* Problem statement
Search the material for the string "xlabel" and copy each line where it occurs.
---------- Extracted material ----------
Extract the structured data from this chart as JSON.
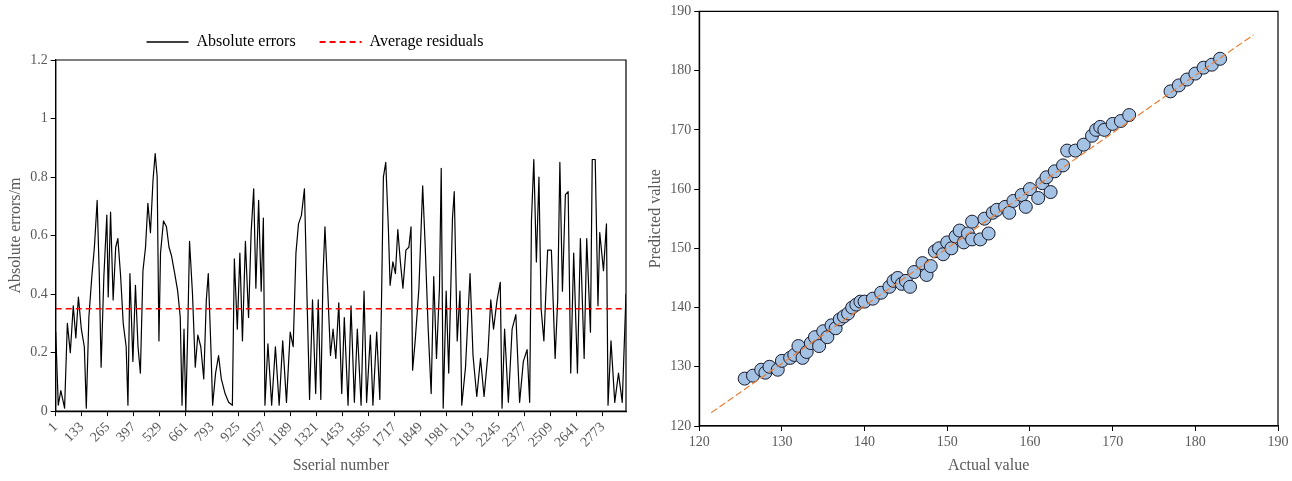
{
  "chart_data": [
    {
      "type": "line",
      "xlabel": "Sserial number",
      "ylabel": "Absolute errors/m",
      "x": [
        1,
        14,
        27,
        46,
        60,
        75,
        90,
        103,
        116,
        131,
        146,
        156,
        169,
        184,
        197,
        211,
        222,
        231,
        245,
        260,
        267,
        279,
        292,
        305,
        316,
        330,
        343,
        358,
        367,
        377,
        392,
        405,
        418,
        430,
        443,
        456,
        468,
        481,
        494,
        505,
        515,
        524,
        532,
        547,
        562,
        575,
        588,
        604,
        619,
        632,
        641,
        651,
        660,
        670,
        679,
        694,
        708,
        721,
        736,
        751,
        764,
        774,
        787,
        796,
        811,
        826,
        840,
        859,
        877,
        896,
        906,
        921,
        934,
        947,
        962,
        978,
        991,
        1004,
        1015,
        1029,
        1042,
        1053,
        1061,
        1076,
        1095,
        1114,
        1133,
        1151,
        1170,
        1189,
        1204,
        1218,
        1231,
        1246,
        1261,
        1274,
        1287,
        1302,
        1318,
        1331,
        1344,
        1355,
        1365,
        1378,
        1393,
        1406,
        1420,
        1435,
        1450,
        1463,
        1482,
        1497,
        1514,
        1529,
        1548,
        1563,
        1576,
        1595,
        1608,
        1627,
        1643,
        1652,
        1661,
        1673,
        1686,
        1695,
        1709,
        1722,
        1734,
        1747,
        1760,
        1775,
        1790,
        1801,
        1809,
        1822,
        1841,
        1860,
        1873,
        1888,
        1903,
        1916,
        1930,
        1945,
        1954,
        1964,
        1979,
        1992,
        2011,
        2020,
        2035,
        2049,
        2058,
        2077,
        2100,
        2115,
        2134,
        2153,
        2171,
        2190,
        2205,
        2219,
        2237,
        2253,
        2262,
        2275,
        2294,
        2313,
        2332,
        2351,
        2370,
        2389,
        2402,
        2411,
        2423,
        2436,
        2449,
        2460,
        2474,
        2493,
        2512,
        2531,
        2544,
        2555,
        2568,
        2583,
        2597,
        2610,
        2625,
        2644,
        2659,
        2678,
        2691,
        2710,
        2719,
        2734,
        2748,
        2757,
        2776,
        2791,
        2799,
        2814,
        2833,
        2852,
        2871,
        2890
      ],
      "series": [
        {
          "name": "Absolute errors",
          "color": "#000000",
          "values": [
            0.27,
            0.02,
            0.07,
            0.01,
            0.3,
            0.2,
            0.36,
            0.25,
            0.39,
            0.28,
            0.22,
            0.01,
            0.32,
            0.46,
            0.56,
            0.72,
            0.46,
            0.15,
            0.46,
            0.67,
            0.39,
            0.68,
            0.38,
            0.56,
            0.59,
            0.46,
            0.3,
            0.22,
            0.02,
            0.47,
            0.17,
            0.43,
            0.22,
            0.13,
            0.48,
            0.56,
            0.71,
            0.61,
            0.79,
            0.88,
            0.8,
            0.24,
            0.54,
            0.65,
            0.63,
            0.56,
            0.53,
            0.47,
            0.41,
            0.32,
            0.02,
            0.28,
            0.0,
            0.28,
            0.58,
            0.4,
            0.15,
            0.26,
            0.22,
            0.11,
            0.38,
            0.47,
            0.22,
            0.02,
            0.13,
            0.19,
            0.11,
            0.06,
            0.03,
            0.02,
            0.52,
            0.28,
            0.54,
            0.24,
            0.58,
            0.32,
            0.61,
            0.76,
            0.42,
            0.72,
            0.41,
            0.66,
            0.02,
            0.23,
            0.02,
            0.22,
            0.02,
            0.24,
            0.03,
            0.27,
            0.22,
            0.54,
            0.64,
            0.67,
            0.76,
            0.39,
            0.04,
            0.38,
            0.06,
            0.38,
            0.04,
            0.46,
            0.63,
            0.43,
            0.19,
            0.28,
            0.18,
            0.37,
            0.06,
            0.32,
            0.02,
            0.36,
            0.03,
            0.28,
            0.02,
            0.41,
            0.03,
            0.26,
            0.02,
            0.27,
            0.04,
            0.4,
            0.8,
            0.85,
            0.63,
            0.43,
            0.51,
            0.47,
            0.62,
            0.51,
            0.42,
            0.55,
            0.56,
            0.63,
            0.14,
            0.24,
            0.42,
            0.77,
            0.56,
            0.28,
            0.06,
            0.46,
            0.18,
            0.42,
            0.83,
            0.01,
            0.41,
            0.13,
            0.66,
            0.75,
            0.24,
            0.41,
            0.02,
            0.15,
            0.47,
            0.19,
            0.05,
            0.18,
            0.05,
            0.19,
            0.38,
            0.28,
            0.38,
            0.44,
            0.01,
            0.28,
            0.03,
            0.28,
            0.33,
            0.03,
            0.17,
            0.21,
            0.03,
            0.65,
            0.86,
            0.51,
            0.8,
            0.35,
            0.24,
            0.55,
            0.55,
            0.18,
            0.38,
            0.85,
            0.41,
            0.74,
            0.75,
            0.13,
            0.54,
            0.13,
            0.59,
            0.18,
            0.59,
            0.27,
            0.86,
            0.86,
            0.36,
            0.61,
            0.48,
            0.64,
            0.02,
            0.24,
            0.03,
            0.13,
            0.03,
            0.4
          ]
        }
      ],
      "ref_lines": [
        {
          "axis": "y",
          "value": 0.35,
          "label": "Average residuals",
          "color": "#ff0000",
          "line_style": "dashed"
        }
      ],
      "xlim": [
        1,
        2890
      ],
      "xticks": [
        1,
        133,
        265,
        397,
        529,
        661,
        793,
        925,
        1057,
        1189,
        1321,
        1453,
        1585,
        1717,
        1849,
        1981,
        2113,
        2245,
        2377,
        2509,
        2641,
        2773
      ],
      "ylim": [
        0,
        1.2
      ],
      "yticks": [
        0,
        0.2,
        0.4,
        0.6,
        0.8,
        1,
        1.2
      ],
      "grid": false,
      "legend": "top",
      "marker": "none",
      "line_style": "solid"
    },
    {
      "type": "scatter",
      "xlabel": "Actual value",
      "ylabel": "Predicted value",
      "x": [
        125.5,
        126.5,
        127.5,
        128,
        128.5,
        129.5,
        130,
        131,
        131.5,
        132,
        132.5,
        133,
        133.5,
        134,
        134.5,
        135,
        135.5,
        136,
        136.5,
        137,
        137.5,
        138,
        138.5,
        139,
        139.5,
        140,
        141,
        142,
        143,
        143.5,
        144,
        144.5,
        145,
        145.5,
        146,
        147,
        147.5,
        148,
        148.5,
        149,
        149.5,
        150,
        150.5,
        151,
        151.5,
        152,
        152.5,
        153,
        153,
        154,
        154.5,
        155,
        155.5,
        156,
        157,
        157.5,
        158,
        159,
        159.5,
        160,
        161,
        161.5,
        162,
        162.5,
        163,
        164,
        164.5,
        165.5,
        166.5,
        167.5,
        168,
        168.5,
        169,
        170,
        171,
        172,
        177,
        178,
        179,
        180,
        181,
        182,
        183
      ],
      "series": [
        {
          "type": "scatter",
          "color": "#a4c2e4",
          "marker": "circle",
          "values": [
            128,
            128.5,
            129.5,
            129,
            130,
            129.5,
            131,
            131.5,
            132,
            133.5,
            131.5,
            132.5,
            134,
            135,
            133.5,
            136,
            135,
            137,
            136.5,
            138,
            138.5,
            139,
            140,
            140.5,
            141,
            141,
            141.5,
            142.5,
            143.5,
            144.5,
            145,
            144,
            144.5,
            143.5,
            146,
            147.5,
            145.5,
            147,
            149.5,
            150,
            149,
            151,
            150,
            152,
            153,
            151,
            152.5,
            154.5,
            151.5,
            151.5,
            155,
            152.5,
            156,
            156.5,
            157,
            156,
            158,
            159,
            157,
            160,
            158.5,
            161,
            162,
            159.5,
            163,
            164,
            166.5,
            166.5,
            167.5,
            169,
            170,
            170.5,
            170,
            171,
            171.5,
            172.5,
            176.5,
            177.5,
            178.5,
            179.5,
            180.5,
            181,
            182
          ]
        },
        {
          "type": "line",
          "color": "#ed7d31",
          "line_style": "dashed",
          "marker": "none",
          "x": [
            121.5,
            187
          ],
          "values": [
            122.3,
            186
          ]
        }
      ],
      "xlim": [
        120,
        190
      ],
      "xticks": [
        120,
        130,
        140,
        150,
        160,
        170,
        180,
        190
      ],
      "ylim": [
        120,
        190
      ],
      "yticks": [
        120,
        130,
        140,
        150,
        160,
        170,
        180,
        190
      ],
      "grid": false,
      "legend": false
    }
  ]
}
----------
* Written response
      "xlabel": "Sserial number",
      "xlabel": "Actual value",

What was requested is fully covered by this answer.